> [INSTRUCTION]:
Skip all pictures, then print the remaining material exactly.

> [Dataset items]:

[start]

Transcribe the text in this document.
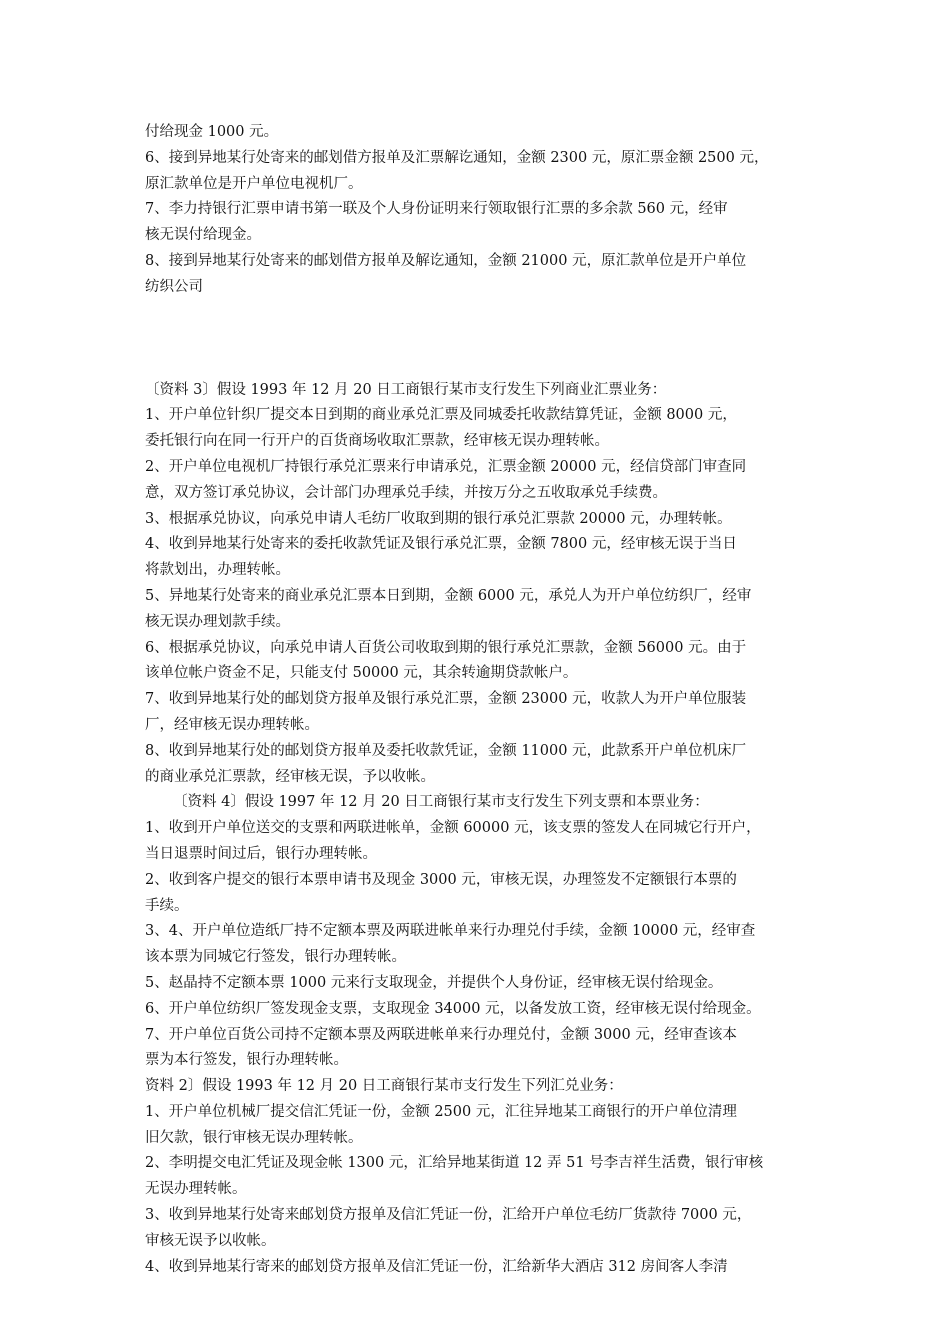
付给现金 1000 元。
6、接到异地某行处寄来的邮划借方报单及汇票解讫通知，金额 2300 元，原汇票金额 2500 元，
原汇款单位是开户单位电视机厂。
7、李力持银行汇票申请书第一联及个人身份证明来行领取银行汇票的多余款 560 元，经审
核无误付给现金。
8、接到异地某行处寄来的邮划借方报单及解讫通知，金额 21000 元，原汇款单位是开户单位
纺织公司
〔资料 3〕假设 1993 年 12 月 20 日工商银行某市支行发生下列商业汇票业务：
1、开户单位针织厂提交本日到期的商业承兑汇票及同城委托收款结算凭证，金额 8000 元，
委托银行向在同一行开户的百货商场收取汇票款，经审核无误办理转帐。
2、开户单位电视机厂持银行承兑汇票来行申请承兑，汇票金额 20000 元，经信贷部门审查同
意，双方签订承兑协议，会计部门办理承兑手续，并按万分之五收取承兑手续费。
3、根据承兑协议，向承兑申请人毛纺厂收取到期的银行承兑汇票款 20000 元，办理转帐。
4、收到异地某行处寄来的委托收款凭证及银行承兑汇票，金额 7800 元，经审核无误于当日
将款划出，办理转帐。
5、异地某行处寄来的商业承兑汇票本日到期，金额 6000 元，承兑人为开户单位纺织厂，经审
核无误办理划款手续。
6、根据承兑协议，向承兑申请人百货公司收取到期的银行承兑汇票款，金额 56000 元。由于
该单位帐户资金不足，只能支付 50000 元，其余转逾期贷款帐户。
7、收到异地某行处的邮划贷方报单及银行承兑汇票，金额 23000 元，收款人为开户单位服装
厂，经审核无误办理转帐。
8、收到异地某行处的邮划贷方报单及委托收款凭证，金额 11000 元，此款系开户单位机床厂
的商业承兑汇票款，经审核无误，予以收帐。
〔资料 4〕假设 1997 年 12 月 20 日工商银行某市支行发生下列支票和本票业务：
1、收到开户单位送交的支票和两联进帐单，金额 60000 元，该支票的签发人在同城它行开户，
当日退票时间过后，银行办理转帐。
2、收到客户提交的银行本票申请书及现金 3000 元，审核无误，办理签发不定额银行本票的
手续。
3、4、开户单位造纸厂持不定额本票及两联进帐单来行办理兑付手续，金额 10000 元，经审查
该本票为同城它行签发，银行办理转帐。
5、赵晶持不定额本票 1000 元来行支取现金，并提供个人身份证，经审核无误付给现金。
6、开户单位纺织厂签发现金支票，支取现金 34000 元，以备发放工资，经审核无误付给现金。
7、开户单位百货公司持不定额本票及两联进帐单来行办理兑付，金额 3000 元，经审查该本
票为本行签发，银行办理转帐。
资料 2〕假设 1993 年 12 月 20 日工商银行某市支行发生下列汇兑业务：
1、开户单位机械厂提交信汇凭证一份，金额 2500 元，汇往异地某工商银行的开户单位清理
旧欠款，银行审核无误办理转帐。
2、李明提交电汇凭证及现金帐 1300 元，汇给异地某街道 12 弄 51 号李吉祥生活费，银行审核
无误办理转帐。
3、收到异地某行处寄来邮划贷方报单及信汇凭证一份，汇给开户单位毛纺厂货款待 7000 元，
审核无误予以收帐。
4、收到异地某行寄来的邮划贷方报单及信汇凭证一份，汇给新华大酒店 312 房间客人李清
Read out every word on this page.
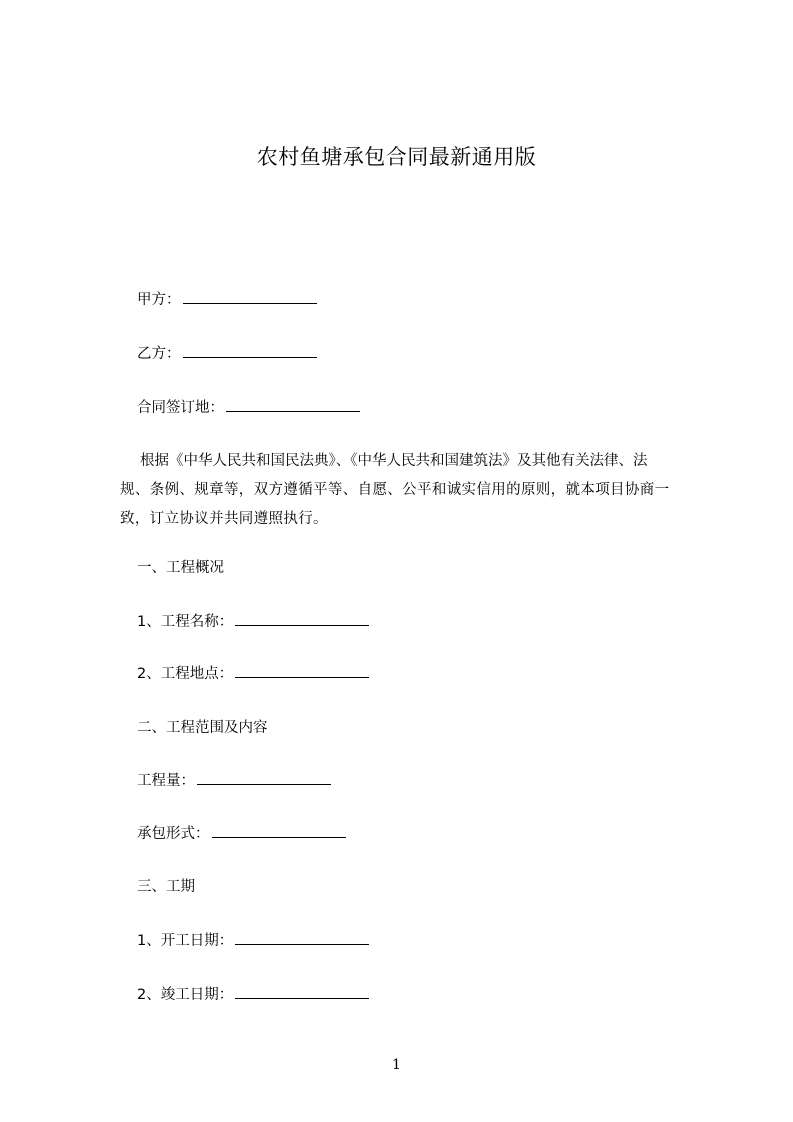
农村鱼塘承包合同最新通用版
甲方：
乙方：
合同签订地：
根据《中华人民共和国民法典》、《中华人民共和国建筑法》及其他有关法律、法
规、条例、规章等，双方遵循平等、自愿、公平和诚实信用的原则，就本项目协商一
致，订立协议并共同遵照执行。
一、工程概况
1、工程名称：
2、工程地点：
二、工程范围及内容
工程量：
承包形式：
三、工期
1、开工日期：
2、竣工日期：
1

[end]

> [SOLUTION FOR THIS PROBLEM]:
Transcribe the text in this document.
付给现金 1000 元。
6、接到异地某行处寄来的邮划借方报单及汇票解讫通知，金额 2300 元，原汇票金额 2500 元，
原汇款单位是开户单位电视机厂。
7、李力持银行汇票申请书第一联及个人身份证明来行领取银行汇票的多余款 560 元，经审
核无误付给现金。
8、接到异地某行处寄来的邮划借方报单及解讫通知，金额 21000 元，原汇款单位是开户单位
纺织公司
〔资料 3〕假设 1993 年 12 月 20 日工商银行某市支行发生下列商业汇票业务：
1、开户单位针织厂提交本日到期的商业承兑汇票及同城委托收款结算凭证，金额 8000 元，
委托银行向在同一行开户的百货商场收取汇票款，经审核无误办理转帐。
2、开户单位电视机厂持银行承兑汇票来行申请承兑，汇票金额 20000 元，经信贷部门审查同
意，双方签订承兑协议，会计部门办理承兑手续，并按万分之五收取承兑手续费。
3、根据承兑协议，向承兑申请人毛纺厂收取到期的银行承兑汇票款 20000 元，办理转帐。
4、收到异地某行处寄来的委托收款凭证及银行承兑汇票，金额 7800 元，经审核无误于当日
将款划出，办理转帐。
5、异地某行处寄来的商业承兑汇票本日到期，金额 6000 元，承兑人为开户单位纺织厂，经审
核无误办理划款手续。
6、根据承兑协议，向承兑申请人百货公司收取到期的银行承兑汇票款，金额 56000 元。由于
该单位帐户资金不足，只能支付 50000 元，其余转逾期贷款帐户。
7、收到异地某行处的邮划贷方报单及银行承兑汇票，金额 23000 元，收款人为开户单位服装
厂，经审核无误办理转帐。
8、收到异地某行处的邮划贷方报单及委托收款凭证，金额 11000 元，此款系开户单位机床厂
的商业承兑汇票款，经审核无误，予以收帐。
〔资料 4〕假设 1997 年 12 月 20 日工商银行某市支行发生下列支票和本票业务：
1、收到开户单位送交的支票和两联进帐单，金额 60000 元，该支票的签发人在同城它行开户，
当日退票时间过后，银行办理转帐。
2、收到客户提交的银行本票申请书及现金 3000 元，审核无误，办理签发不定额银行本票的
手续。
3、4、开户单位造纸厂持不定额本票及两联进帐单来行办理兑付手续，金额 10000 元，经审查
该本票为同城它行签发，银行办理转帐。
5、赵晶持不定额本票 1000 元来行支取现金，并提供个人身份证，经审核无误付给现金。
6、开户单位纺织厂签发现金支票，支取现金 34000 元，以备发放工资，经审核无误付给现金。
7、开户单位百货公司持不定额本票及两联进帐单来行办理兑付，金额 3000 元，经审查该本
票为本行签发，银行办理转帐。
资料 2〕假设 1993 年 12 月 20 日工商银行某市支行发生下列汇兑业务：
1、开户单位机械厂提交信汇凭证一份，金额 2500 元，汇往异地某工商银行的开户单位清理
旧欠款，银行审核无误办理转帐。
2、李明提交电汇凭证及现金帐 1300 元，汇给异地某街道 12 弄 51 号李吉祥生活费，银行审核
无误办理转帐。
3、收到异地某行处寄来邮划贷方报单及信汇凭证一份，汇给开户单位毛纺厂货款待 7000 元，
审核无误予以收帐。
4、收到异地某行寄来的邮划贷方报单及信汇凭证一份，汇给新华大酒店 312 房间客人李清
Read out every word on this page.
农村鱼塘承包合同最新通用版
甲方：
乙方：
合同签订地：
根据《中华人民共和国民法典》、《中华人民共和国建筑法》及其他有关法律、法
规、条例、规章等，双方遵循平等、自愿、公平和诚实信用的原则，就本项目协商一
致，订立协议并共同遵照执行。
一、工程概况
1、工程名称：
2、工程地点：
二、工程范围及内容
工程量：
承包形式：
三、工期
1、开工日期：
2、竣工日期：
1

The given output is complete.